§ WHAT IS NEEDED
Faithfully return all lines, omitting every embedded picture.

- - -

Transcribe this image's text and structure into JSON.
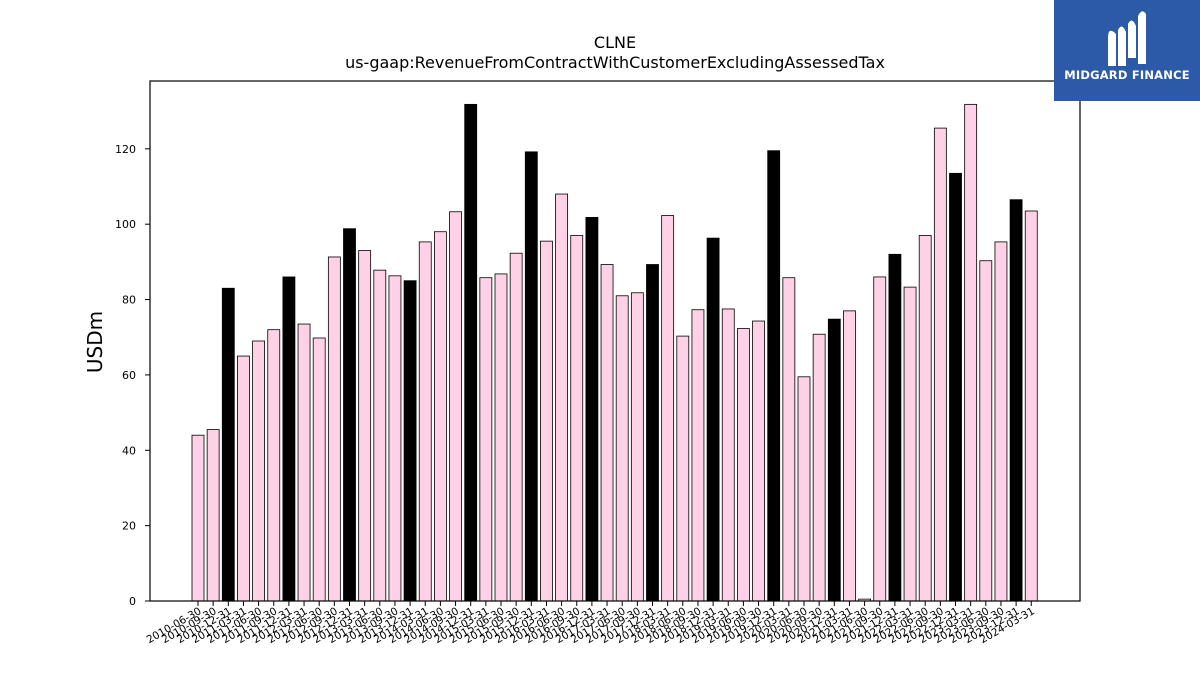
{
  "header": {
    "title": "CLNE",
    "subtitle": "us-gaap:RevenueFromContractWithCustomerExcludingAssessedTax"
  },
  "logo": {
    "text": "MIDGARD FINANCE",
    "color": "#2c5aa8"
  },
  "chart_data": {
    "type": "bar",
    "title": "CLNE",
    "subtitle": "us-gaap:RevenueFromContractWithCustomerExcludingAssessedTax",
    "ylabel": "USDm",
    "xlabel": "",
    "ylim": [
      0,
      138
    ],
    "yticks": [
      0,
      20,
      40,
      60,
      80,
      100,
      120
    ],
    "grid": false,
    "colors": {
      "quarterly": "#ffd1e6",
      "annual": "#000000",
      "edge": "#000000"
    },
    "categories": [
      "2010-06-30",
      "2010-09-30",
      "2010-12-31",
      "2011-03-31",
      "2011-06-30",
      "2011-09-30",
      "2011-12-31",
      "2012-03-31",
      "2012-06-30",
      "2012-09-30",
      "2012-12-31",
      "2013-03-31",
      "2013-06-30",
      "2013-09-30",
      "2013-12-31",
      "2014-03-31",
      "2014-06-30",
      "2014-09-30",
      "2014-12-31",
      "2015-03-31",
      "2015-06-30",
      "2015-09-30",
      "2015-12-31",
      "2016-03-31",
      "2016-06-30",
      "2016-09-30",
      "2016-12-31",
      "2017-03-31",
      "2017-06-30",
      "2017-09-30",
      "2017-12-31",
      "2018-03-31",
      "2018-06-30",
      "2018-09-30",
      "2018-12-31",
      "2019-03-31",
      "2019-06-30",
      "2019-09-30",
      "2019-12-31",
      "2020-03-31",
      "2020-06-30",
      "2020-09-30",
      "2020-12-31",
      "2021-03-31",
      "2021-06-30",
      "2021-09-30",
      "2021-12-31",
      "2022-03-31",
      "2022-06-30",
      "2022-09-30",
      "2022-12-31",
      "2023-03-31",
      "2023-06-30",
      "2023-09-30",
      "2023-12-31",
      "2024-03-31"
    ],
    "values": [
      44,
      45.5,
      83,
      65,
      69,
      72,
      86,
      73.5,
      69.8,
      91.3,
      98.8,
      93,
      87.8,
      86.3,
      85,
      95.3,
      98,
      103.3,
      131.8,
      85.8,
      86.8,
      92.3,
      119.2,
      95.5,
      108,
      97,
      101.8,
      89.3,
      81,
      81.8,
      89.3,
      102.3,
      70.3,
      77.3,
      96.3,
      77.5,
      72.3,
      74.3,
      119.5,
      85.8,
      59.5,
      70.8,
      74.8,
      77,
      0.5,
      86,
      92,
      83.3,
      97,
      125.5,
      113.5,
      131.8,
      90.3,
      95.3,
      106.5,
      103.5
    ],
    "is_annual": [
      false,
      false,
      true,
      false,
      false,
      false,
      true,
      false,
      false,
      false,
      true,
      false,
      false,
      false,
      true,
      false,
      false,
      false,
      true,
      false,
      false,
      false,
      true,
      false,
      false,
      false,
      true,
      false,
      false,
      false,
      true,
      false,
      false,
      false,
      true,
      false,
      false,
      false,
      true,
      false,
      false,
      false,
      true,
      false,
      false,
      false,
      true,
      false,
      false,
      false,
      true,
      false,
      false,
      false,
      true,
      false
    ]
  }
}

- - -

§ FULL SOLUTION
Transcribe this image's text and structure into JSON.
{
  "header": {
    "title": "CLNE",
    "subtitle": "us-gaap:RevenueFromContractWithCustomerExcludingAssessedTax"
  },
  "logo": {
    "text": "MIDGARD FINANCE",
    "color": "#2c5aa8"
  },
  "chart_data": {
    "type": "bar",
    "title": "CLNE",
    "subtitle": "us-gaap:RevenueFromContractWithCustomerExcludingAssessedTax",
    "ylabel": "USDm",
    "xlabel": "",
    "ylim": [
      0,
      138
    ],
    "yticks": [
      0,
      20,
      40,
      60,
      80,
      100,
      120
    ],
    "grid": false,
    "colors": {
      "quarterly": "#ffd1e6",
      "annual": "#000000",
      "edge": "#000000"
    },
    "categories": [
      "2010-06-30",
      "2010-09-30",
      "2010-12-31",
      "2011-03-31",
      "2011-06-30",
      "2011-09-30",
      "2011-12-31",
      "2012-03-31",
      "2012-06-30",
      "2012-09-30",
      "2012-12-31",
      "2013-03-31",
      "2013-06-30",
      "2013-09-30",
      "2013-12-31",
      "2014-03-31",
      "2014-06-30",
      "2014-09-30",
      "2014-12-31",
      "2015-03-31",
      "2015-06-30",
      "2015-09-30",
      "2015-12-31",
      "2016-03-31",
      "2016-06-30",
      "2016-09-30",
      "2016-12-31",
      "2017-03-31",
      "2017-06-30",
      "2017-09-30",
      "2017-12-31",
      "2018-03-31",
      "2018-06-30",
      "2018-09-30",
      "2018-12-31",
      "2019-03-31",
      "2019-06-30",
      "2019-09-30",
      "2019-12-31",
      "2020-03-31",
      "2020-06-30",
      "2020-09-30",
      "2020-12-31",
      "2021-03-31",
      "2021-06-30",
      "2021-09-30",
      "2021-12-31",
      "2022-03-31",
      "2022-06-30",
      "2022-09-30",
      "2022-12-31",
      "2023-03-31",
      "2023-06-30",
      "2023-09-30",
      "2023-12-31",
      "2024-03-31"
    ],
    "values": [
      44,
      45.5,
      83,
      65,
      69,
      72,
      86,
      73.5,
      69.8,
      91.3,
      98.8,
      93,
      87.8,
      86.3,
      85,
      95.3,
      98,
      103.3,
      131.8,
      85.8,
      86.8,
      92.3,
      119.2,
      95.5,
      108,
      97,
      101.8,
      89.3,
      81,
      81.8,
      89.3,
      102.3,
      70.3,
      77.3,
      96.3,
      77.5,
      72.3,
      74.3,
      119.5,
      85.8,
      59.5,
      70.8,
      74.8,
      77,
      0.5,
      86,
      92,
      83.3,
      97,
      125.5,
      113.5,
      131.8,
      90.3,
      95.3,
      106.5,
      103.5
    ],
    "is_annual": [
      false,
      false,
      true,
      false,
      false,
      false,
      true,
      false,
      false,
      false,
      true,
      false,
      false,
      false,
      true,
      false,
      false,
      false,
      true,
      false,
      false,
      false,
      true,
      false,
      false,
      false,
      true,
      false,
      false,
      false,
      true,
      false,
      false,
      false,
      true,
      false,
      false,
      false,
      true,
      false,
      false,
      false,
      true,
      false,
      false,
      false,
      true,
      false,
      false,
      false,
      true,
      false,
      false,
      false,
      true,
      false
    ]
  }
}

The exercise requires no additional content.